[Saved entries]
----
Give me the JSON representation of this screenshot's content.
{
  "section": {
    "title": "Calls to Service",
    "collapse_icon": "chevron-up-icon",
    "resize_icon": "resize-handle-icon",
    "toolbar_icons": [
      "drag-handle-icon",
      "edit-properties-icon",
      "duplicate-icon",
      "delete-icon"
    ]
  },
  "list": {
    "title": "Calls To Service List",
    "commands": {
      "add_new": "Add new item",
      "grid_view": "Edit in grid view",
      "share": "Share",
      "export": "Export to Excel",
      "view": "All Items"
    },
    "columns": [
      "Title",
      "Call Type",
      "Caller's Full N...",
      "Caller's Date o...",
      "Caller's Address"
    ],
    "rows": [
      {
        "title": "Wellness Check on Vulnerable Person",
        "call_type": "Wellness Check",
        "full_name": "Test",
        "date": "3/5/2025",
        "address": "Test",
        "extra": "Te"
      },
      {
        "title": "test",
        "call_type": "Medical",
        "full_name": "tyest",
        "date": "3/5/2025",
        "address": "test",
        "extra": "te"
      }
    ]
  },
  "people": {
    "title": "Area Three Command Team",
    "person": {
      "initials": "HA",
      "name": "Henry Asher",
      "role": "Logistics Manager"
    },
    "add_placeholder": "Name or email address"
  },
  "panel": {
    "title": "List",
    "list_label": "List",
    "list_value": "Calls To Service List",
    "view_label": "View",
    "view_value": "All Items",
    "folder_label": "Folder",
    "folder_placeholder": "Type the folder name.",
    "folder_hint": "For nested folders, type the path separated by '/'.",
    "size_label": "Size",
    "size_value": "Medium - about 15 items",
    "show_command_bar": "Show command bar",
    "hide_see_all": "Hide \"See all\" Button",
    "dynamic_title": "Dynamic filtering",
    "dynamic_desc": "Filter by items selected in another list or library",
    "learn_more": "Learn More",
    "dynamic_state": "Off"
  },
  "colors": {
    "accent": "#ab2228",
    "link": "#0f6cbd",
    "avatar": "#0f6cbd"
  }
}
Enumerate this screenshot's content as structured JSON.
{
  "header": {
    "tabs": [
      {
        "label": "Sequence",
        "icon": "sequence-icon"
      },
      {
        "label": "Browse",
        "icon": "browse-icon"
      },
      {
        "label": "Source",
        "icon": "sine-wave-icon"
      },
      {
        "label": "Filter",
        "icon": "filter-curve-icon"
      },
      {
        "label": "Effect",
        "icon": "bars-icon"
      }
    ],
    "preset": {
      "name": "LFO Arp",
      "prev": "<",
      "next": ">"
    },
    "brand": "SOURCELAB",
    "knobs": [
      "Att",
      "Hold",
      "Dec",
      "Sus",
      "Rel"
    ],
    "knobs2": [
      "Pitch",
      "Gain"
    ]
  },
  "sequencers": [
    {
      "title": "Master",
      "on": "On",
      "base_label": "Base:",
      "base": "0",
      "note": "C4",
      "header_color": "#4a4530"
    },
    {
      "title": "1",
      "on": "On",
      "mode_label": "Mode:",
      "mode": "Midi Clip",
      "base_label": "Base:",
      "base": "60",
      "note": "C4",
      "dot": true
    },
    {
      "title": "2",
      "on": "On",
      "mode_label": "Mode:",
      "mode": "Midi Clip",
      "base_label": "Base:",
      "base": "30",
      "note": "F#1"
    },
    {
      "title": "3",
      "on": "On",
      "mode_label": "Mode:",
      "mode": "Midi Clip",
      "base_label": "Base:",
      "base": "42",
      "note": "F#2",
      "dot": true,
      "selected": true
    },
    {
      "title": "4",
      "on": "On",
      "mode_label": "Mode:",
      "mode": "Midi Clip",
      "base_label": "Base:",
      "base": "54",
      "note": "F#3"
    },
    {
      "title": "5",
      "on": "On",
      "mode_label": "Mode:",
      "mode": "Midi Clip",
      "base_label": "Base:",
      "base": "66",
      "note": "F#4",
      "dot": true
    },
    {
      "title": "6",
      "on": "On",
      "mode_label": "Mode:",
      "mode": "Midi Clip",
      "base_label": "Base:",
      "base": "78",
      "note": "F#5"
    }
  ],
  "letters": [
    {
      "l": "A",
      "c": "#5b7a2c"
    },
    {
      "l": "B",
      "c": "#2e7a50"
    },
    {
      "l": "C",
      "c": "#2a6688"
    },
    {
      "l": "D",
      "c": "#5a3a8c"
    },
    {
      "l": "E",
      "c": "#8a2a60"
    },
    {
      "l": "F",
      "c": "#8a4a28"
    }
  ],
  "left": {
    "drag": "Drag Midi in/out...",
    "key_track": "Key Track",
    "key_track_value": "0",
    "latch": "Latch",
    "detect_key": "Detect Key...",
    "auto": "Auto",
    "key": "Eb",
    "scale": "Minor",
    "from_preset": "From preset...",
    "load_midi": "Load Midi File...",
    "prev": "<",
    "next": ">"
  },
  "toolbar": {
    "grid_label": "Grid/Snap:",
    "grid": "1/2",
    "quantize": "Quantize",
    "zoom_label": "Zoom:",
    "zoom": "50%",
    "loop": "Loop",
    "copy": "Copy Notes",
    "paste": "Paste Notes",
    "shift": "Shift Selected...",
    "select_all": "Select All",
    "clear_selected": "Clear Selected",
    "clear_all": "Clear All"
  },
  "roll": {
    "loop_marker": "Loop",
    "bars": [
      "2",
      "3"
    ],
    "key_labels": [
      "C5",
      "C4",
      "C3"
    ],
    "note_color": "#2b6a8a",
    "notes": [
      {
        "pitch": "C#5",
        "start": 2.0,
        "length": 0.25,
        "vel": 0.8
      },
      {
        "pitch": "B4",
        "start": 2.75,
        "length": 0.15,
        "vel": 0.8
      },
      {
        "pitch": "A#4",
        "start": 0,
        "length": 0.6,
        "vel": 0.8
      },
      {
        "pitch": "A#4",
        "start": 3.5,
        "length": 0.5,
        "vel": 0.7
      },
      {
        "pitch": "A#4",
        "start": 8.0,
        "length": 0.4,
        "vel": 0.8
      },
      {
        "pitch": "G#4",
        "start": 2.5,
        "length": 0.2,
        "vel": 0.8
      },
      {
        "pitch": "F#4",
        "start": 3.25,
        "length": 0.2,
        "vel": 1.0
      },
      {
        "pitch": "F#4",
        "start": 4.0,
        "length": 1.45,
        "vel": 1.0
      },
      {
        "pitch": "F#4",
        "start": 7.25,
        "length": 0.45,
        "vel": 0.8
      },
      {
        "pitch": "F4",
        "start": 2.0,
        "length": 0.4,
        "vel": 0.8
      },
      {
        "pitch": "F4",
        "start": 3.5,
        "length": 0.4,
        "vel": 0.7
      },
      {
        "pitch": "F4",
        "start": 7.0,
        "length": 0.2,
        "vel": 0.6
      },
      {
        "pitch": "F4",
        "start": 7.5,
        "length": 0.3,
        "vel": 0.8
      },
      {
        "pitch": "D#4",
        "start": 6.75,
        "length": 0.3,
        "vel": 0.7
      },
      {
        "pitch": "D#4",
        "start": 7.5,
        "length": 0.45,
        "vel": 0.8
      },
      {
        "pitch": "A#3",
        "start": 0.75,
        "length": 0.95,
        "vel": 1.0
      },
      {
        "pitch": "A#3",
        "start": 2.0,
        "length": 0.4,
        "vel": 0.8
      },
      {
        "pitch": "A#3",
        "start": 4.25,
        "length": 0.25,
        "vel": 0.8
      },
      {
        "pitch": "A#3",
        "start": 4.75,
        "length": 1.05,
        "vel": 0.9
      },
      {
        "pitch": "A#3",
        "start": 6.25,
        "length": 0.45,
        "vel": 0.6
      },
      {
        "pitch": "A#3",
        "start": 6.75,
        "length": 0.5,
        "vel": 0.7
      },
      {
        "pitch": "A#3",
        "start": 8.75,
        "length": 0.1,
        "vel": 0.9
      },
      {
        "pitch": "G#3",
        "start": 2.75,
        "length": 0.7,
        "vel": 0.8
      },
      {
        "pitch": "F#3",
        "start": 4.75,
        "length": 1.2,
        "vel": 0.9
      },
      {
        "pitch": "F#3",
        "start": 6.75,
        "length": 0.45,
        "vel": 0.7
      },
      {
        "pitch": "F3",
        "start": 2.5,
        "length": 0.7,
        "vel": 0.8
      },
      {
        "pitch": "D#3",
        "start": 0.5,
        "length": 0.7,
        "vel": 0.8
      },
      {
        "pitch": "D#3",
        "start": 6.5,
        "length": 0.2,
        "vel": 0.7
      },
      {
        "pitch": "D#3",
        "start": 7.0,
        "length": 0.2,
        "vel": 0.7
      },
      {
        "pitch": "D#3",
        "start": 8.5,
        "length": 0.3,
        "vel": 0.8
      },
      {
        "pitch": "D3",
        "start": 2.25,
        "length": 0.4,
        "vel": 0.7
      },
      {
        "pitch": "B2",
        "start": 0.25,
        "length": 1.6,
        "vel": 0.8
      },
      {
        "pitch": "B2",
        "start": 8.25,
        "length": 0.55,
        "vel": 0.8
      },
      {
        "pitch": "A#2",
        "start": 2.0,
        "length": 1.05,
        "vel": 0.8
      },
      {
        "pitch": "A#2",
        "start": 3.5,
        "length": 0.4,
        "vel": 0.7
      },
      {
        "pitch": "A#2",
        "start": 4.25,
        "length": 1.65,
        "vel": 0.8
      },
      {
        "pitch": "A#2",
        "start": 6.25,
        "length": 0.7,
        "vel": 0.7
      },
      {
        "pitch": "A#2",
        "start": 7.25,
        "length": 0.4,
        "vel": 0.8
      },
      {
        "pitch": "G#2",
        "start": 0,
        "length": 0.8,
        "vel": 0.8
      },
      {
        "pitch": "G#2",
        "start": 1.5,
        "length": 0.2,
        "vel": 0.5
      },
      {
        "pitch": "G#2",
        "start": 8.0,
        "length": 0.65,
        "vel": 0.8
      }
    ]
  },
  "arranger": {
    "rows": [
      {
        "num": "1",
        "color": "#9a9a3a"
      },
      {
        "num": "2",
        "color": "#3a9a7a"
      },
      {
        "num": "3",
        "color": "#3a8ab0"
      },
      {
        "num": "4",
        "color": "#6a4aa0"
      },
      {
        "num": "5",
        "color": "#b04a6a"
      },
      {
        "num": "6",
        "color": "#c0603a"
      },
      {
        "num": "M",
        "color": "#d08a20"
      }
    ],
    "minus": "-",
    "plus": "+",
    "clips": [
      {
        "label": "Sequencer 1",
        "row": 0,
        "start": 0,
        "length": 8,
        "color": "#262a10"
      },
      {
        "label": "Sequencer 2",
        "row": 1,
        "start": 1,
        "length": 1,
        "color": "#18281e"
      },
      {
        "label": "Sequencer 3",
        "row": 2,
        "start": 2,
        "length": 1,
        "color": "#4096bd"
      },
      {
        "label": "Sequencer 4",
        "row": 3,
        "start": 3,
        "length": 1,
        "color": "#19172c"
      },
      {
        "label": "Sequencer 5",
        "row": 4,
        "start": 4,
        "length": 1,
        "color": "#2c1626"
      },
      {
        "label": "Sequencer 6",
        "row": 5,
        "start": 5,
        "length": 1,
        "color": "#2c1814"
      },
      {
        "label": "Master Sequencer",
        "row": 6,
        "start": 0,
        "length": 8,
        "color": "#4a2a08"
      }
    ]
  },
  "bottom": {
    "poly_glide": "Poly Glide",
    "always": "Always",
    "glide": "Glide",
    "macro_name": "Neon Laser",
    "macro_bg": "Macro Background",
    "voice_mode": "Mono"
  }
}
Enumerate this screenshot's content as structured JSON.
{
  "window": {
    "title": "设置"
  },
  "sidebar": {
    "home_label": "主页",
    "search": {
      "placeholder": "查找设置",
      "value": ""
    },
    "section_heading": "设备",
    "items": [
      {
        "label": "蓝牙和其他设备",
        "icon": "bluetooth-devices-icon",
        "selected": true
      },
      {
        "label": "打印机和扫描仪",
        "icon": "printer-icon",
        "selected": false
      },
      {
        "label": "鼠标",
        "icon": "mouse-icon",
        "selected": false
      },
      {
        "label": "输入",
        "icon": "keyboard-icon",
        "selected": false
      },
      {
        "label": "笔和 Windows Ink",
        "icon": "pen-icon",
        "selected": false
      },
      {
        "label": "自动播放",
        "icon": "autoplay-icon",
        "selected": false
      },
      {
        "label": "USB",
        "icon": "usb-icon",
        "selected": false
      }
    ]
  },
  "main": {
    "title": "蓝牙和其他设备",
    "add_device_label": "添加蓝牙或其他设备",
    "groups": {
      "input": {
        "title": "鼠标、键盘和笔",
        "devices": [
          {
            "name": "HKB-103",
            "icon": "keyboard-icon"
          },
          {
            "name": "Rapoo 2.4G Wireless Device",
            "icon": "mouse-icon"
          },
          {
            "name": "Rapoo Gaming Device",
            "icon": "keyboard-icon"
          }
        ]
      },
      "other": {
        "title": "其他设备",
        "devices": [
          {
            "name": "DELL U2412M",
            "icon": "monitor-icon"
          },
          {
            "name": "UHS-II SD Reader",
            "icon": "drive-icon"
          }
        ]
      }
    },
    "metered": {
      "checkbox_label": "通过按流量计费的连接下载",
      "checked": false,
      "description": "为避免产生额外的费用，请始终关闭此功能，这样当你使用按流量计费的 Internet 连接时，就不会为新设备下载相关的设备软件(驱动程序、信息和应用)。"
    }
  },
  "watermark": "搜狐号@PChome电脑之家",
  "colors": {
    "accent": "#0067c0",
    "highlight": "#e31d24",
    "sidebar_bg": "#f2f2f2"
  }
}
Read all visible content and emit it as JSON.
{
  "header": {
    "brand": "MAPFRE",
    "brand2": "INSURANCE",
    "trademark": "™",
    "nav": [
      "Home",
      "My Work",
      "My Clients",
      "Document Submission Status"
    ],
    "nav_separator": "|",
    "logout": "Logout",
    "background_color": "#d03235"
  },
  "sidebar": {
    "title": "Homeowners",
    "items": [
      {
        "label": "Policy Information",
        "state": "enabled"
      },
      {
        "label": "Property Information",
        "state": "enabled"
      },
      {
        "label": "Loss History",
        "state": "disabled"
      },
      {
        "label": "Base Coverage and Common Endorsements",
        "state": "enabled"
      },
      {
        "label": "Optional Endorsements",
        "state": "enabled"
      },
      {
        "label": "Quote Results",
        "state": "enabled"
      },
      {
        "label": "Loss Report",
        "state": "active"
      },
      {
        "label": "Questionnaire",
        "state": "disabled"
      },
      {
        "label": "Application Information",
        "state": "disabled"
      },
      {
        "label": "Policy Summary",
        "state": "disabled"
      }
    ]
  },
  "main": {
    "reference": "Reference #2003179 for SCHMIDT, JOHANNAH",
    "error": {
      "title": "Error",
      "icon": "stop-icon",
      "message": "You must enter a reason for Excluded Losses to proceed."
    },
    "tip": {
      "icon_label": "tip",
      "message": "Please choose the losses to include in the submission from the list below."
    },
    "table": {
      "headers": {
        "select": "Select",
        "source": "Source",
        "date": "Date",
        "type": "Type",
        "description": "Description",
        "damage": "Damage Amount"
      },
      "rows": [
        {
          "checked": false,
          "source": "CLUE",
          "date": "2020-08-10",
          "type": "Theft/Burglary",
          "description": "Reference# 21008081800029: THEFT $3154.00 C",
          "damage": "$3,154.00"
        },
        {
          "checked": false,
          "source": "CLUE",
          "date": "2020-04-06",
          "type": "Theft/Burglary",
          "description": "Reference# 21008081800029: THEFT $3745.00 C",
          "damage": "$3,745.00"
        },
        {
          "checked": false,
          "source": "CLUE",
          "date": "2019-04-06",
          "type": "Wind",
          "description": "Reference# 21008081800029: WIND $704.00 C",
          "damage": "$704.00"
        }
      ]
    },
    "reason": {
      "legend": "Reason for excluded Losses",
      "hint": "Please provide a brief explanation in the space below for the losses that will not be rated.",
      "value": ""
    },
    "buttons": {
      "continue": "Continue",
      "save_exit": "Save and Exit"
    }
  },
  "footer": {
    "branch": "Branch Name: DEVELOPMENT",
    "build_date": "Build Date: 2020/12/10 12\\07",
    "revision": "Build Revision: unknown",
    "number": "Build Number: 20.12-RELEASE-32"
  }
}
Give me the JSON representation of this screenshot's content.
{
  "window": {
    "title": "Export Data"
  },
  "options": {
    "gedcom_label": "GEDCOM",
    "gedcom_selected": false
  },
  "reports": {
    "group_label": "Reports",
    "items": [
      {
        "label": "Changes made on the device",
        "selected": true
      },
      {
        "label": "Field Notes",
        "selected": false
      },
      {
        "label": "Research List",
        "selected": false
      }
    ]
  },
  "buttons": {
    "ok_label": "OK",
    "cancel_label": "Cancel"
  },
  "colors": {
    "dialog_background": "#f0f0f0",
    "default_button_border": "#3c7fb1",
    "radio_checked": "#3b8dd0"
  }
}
----
> **TASK DIRECTIONS**:
Search the entries for the word "damage", then gather every line that has it.

> **SOLUTION BELOW**:
        "damage": "Damage Amount"
          "damage": "$3,154.00"
          "damage": "$3,745.00"
          "damage": "$704.00"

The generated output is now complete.